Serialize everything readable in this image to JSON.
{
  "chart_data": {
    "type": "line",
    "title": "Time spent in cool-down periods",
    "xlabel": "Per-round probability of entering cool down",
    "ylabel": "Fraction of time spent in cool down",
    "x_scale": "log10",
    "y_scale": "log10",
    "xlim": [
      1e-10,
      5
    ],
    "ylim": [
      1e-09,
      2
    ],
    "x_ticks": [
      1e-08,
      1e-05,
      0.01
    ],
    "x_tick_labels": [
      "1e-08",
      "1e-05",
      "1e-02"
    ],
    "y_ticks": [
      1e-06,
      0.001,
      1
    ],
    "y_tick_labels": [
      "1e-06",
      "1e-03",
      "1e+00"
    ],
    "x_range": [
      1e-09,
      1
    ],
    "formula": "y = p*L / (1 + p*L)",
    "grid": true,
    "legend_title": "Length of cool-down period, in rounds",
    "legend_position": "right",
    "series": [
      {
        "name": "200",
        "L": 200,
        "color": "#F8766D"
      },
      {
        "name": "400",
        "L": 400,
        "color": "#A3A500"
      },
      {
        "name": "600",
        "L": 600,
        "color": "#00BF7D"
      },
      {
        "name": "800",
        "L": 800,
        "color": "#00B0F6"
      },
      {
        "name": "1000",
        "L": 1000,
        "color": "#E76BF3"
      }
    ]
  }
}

WRITTEN REQUEST: From the records above, extract every entry exactly as given.

EXERCISE ANSWER:
Serialize everything readable in this image to JSON.
{
  "chart_data": {
    "type": "line",
    "title": "Time spent in cool-down periods",
    "xlabel": "Per-round probability of entering cool down",
    "ylabel": "Fraction of time spent in cool down",
    "x_scale": "log10",
    "y_scale": "log10",
    "xlim": [
      1e-10,
      5
    ],
    "ylim": [
      1e-09,
      2
    ],
    "x_ticks": [
      1e-08,
      1e-05,
      0.01
    ],
    "x_tick_labels": [
      "1e-08",
      "1e-05",
      "1e-02"
    ],
    "y_ticks": [
      1e-06,
      0.001,
      1
    ],
    "y_tick_labels": [
      "1e-06",
      "1e-03",
      "1e+00"
    ],
    "x_range": [
      1e-09,
      1
    ],
    "formula": "y = p*L / (1 + p*L)",
    "grid": true,
    "legend_title": "Length of cool-down period, in rounds",
    "legend_position": "right",
    "series": [
      {
        "name": "200",
        "L": 200,
        "color": "#F8766D"
      },
      {
        "name": "400",
        "L": 400,
        "color": "#A3A500"
      },
      {
        "name": "600",
        "L": 600,
        "color": "#00BF7D"
      },
      {
        "name": "800",
        "L": 800,
        "color": "#00B0F6"
      },
      {
        "name": "1000",
        "L": 1000,
        "color": "#E76BF3"
      }
    ]
  }
}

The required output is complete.